Problem to solve: In the entries below, find every line with "JSON" and copy it.

Input rows:

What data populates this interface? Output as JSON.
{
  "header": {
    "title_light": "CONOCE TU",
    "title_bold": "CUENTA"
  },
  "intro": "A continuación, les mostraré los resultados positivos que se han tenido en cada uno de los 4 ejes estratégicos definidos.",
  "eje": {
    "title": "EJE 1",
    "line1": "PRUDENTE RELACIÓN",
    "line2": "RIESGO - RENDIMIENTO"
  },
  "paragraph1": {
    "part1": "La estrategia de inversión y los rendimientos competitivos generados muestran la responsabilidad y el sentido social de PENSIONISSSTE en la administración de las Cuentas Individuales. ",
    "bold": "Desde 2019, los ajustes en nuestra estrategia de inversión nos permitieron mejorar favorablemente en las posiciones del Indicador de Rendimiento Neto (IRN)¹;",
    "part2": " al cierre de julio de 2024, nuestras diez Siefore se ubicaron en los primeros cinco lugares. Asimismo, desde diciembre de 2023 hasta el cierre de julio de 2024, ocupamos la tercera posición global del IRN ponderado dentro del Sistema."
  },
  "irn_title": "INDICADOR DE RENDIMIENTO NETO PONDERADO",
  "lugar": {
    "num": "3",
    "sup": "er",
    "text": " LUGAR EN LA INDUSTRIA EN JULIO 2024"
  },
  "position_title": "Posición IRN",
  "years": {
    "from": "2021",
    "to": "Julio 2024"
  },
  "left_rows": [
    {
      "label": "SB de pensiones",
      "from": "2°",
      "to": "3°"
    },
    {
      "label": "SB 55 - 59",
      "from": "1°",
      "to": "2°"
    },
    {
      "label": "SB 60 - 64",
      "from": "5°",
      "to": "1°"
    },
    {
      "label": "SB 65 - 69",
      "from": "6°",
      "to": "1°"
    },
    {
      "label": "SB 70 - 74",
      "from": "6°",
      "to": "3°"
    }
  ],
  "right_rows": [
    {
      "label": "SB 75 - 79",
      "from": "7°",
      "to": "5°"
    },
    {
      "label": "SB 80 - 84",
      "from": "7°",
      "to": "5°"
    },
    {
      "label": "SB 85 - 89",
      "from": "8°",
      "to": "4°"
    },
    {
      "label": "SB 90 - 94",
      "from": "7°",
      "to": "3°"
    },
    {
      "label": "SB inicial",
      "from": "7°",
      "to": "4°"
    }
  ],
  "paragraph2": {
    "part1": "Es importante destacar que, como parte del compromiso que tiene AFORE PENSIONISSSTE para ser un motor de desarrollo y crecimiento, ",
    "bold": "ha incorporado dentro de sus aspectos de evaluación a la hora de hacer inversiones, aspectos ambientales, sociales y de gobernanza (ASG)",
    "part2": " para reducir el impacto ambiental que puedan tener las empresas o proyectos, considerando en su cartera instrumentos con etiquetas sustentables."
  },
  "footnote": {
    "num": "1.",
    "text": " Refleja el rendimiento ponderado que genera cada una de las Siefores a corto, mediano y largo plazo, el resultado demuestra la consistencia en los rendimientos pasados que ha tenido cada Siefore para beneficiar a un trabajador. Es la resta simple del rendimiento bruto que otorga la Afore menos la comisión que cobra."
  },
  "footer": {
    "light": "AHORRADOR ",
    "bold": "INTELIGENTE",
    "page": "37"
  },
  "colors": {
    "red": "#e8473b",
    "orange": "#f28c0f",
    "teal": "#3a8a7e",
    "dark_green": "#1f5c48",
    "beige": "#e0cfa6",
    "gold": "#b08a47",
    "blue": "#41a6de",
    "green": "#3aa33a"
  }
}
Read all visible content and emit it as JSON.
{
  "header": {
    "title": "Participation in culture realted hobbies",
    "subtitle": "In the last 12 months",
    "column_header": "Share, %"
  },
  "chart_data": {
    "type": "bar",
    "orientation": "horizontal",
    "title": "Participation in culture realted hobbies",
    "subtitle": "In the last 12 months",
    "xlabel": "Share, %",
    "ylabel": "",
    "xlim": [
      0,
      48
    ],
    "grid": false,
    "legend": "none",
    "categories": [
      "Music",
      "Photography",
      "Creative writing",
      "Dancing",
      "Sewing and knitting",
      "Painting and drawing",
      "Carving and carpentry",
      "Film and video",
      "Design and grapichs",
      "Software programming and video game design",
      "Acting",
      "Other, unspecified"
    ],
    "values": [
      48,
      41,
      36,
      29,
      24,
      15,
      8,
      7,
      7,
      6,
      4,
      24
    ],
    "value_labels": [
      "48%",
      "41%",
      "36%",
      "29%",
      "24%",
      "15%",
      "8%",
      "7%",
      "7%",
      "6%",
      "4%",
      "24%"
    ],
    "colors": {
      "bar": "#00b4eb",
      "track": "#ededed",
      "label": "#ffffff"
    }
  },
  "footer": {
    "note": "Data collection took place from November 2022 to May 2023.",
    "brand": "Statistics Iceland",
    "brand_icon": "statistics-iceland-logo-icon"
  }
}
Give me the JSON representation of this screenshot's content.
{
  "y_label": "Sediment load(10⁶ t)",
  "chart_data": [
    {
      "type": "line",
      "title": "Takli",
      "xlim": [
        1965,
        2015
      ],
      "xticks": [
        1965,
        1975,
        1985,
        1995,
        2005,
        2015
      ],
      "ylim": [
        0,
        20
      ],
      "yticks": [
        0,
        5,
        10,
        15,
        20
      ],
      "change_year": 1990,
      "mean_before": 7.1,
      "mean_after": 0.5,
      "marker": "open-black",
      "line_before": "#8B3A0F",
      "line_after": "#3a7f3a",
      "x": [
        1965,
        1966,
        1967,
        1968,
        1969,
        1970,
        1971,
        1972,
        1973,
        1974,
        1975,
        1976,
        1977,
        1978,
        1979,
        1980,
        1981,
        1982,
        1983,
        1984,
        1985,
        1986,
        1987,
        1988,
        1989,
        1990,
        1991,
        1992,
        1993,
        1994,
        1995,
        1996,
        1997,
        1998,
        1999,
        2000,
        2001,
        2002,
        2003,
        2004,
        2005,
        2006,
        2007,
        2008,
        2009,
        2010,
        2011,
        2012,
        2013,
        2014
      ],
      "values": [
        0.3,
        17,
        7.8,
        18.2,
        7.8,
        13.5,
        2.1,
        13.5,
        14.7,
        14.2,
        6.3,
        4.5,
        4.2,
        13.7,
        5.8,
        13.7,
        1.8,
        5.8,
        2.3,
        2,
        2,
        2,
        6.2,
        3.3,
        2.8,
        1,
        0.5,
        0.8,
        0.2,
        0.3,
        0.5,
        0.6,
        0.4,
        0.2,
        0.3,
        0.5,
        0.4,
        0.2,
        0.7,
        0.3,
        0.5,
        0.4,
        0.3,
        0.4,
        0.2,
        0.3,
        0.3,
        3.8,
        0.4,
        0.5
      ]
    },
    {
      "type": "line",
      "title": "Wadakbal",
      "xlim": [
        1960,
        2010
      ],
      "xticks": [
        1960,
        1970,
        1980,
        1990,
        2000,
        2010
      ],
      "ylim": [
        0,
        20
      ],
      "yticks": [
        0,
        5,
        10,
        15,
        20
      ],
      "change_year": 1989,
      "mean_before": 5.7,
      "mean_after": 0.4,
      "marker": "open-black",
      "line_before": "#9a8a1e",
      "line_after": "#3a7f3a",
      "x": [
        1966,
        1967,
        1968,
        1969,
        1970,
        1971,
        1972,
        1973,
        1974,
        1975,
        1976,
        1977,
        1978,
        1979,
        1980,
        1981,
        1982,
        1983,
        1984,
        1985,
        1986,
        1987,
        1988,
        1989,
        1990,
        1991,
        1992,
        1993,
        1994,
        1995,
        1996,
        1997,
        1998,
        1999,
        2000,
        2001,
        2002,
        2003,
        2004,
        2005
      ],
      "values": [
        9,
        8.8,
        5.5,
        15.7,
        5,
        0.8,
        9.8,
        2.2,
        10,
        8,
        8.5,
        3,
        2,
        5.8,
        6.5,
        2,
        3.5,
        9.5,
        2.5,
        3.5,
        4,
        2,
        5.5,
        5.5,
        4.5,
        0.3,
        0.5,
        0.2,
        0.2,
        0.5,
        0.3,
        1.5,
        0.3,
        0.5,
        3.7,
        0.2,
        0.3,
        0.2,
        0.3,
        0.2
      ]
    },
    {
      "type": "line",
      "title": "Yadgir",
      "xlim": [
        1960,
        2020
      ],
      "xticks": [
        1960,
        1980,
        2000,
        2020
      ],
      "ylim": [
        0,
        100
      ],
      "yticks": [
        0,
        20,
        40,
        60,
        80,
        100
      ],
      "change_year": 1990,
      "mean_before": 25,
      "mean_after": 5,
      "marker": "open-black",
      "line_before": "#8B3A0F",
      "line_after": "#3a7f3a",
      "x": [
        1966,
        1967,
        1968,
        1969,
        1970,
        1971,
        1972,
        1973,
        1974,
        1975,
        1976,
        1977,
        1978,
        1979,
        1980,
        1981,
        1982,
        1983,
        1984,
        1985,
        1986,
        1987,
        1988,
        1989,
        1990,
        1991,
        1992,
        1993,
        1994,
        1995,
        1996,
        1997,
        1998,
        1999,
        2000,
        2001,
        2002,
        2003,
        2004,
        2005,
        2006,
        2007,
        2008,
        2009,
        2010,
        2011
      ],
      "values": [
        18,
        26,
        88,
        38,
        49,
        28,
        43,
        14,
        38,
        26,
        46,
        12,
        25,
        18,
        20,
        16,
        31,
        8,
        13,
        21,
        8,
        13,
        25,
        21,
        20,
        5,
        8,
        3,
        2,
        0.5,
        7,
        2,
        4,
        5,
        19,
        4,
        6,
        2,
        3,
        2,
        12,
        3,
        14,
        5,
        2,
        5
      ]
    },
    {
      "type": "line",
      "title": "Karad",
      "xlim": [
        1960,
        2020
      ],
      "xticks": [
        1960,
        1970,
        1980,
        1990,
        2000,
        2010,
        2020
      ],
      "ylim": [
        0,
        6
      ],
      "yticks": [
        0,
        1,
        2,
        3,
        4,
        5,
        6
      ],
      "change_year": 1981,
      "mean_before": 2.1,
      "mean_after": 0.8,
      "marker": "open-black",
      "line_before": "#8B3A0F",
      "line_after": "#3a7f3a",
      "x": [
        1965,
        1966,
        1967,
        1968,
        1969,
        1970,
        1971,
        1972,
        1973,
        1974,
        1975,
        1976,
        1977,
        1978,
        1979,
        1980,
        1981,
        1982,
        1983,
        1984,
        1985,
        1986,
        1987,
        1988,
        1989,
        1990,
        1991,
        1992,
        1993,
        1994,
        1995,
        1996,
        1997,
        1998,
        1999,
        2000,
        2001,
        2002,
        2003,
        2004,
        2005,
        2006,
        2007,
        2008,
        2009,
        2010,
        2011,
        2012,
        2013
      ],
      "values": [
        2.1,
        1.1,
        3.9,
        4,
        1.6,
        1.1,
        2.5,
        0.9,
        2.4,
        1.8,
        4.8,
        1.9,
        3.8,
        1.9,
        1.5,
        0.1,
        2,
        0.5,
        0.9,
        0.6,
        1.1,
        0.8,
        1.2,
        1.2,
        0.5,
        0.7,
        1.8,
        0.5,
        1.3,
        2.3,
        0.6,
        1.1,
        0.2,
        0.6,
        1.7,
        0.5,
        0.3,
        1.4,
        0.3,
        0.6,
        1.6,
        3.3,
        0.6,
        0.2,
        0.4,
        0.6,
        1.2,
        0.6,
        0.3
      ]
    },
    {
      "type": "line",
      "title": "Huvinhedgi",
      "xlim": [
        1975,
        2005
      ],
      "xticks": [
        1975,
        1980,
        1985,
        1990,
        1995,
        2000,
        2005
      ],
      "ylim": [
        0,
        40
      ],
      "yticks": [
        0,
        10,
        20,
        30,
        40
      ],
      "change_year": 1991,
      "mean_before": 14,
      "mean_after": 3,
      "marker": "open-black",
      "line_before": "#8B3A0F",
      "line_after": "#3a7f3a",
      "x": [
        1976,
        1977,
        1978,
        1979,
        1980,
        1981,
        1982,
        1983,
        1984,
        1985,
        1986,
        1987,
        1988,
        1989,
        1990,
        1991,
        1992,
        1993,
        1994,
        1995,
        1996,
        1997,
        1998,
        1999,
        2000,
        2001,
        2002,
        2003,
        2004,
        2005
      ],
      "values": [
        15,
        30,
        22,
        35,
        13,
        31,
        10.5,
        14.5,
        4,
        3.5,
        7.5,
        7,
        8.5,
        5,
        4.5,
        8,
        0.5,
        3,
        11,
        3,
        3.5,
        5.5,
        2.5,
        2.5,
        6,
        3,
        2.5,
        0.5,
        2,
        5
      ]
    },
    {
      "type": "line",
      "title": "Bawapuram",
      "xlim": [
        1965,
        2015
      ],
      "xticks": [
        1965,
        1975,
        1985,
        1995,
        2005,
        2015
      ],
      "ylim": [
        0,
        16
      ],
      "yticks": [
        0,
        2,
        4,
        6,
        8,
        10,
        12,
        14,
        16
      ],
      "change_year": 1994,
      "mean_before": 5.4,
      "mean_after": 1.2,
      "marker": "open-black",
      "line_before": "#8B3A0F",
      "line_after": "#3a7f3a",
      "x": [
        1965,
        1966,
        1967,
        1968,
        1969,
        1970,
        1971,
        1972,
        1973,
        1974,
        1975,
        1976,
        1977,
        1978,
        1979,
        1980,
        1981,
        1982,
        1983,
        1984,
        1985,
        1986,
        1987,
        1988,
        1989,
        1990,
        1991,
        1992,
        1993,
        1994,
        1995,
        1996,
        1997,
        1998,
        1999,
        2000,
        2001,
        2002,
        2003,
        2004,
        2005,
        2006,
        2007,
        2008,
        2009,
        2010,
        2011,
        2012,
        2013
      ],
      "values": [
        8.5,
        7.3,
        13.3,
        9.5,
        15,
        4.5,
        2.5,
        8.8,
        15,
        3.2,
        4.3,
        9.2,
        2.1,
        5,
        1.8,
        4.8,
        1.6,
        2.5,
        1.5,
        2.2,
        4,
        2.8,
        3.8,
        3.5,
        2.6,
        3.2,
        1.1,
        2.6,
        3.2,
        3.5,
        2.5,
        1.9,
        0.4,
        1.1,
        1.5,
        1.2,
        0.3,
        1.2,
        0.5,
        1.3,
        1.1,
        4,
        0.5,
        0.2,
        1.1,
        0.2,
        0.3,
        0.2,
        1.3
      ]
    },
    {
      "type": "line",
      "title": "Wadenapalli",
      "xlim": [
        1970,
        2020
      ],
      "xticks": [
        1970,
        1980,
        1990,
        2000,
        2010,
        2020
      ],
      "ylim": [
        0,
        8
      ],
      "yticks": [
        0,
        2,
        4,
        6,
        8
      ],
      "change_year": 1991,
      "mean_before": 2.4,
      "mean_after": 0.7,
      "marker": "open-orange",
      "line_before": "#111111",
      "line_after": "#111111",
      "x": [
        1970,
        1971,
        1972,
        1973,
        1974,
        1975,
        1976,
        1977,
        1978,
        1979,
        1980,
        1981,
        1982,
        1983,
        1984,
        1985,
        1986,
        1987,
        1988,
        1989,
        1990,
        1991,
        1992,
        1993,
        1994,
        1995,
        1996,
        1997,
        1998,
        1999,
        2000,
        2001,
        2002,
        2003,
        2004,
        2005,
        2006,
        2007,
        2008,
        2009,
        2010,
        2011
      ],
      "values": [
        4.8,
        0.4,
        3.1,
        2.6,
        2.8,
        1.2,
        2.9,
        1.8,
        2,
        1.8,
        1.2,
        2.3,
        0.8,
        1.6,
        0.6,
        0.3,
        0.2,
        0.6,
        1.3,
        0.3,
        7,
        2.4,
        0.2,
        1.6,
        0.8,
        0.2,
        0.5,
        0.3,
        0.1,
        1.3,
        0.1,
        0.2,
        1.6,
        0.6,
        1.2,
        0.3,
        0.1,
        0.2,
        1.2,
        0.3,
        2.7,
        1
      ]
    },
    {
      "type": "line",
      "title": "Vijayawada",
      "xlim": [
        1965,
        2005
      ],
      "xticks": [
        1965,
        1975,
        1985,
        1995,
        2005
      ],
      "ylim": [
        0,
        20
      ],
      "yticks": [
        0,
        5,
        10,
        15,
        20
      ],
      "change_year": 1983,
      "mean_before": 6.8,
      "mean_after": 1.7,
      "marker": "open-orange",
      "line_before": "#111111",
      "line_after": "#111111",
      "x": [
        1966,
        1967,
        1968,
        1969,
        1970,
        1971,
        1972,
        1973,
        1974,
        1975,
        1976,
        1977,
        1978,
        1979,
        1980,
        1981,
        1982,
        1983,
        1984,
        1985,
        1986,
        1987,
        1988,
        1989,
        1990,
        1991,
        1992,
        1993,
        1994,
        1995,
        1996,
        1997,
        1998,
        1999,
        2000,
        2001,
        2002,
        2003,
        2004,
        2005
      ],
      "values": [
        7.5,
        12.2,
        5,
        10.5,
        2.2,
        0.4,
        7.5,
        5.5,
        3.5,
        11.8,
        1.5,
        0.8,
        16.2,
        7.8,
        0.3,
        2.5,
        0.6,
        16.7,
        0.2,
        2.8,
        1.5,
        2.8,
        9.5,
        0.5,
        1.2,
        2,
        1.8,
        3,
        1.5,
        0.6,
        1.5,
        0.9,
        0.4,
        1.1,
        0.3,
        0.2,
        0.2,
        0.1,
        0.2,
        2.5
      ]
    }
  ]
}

Output of the exercise:
What data populates this interface? Output as JSON.
Read all visible content and emit it as JSON.
Give me the JSON representation of this screenshot's content.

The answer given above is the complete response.